WRITTEN REQUEST
Within the data that follows, how many lines carry the string "Changer"? Give the number alone.

--- START OF TASK INPUTS ---

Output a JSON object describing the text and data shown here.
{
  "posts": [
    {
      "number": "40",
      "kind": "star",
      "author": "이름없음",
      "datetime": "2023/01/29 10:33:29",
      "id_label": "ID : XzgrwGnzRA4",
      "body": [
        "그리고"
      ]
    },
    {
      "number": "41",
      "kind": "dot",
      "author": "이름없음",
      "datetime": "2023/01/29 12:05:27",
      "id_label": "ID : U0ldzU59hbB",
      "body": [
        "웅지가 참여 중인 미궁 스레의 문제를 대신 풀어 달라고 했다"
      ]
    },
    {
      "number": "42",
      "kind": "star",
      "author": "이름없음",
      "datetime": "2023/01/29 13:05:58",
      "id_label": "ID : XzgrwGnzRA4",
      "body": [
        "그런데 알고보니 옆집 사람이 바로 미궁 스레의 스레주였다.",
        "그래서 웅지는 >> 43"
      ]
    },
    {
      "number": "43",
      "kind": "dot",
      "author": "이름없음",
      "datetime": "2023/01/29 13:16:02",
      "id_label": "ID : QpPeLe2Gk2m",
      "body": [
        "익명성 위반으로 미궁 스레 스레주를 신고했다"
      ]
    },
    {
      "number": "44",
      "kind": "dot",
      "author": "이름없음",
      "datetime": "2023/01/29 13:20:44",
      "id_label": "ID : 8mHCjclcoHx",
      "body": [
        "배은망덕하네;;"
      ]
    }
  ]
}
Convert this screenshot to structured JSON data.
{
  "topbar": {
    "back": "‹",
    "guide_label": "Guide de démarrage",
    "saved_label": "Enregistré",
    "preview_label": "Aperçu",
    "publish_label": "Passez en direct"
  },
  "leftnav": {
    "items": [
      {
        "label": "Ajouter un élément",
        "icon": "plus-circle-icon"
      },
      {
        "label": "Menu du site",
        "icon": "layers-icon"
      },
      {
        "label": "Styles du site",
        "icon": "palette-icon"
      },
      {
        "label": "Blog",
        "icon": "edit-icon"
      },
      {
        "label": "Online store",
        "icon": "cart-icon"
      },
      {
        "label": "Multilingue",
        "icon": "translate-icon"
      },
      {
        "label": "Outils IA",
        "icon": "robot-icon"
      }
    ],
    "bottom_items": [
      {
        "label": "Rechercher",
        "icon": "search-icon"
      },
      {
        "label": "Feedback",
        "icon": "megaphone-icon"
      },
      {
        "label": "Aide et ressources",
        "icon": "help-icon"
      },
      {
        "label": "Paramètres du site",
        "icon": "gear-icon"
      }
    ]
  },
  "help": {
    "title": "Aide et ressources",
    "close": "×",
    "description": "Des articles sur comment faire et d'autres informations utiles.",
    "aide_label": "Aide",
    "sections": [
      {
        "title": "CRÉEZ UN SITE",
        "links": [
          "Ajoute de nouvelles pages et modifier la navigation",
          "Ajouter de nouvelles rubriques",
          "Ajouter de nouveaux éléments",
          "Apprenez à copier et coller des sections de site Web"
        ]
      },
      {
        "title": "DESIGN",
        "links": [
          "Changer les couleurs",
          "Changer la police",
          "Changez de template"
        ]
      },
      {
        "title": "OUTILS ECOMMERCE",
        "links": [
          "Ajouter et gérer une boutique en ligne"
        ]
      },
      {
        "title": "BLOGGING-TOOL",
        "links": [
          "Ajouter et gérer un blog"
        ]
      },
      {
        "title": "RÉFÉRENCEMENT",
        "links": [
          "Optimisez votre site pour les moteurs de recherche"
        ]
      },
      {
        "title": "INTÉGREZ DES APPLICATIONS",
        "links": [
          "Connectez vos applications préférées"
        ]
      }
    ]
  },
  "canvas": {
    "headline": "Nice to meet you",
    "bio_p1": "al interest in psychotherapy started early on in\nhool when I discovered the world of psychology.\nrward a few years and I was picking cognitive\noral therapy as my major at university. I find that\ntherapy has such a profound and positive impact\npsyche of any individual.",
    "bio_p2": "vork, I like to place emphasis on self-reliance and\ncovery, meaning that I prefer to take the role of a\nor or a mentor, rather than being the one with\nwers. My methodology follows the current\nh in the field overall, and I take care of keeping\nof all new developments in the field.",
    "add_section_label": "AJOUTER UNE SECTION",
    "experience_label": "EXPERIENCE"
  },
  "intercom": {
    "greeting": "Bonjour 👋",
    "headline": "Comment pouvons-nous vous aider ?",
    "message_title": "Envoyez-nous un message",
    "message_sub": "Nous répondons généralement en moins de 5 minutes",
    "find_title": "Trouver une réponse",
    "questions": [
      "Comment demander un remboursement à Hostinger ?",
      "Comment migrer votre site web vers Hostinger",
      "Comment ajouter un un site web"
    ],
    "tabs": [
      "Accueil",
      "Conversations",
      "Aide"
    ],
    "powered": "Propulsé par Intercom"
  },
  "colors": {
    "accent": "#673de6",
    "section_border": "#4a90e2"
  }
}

--- END OF TASK INPUTS ---

RIGHT ANSWER
2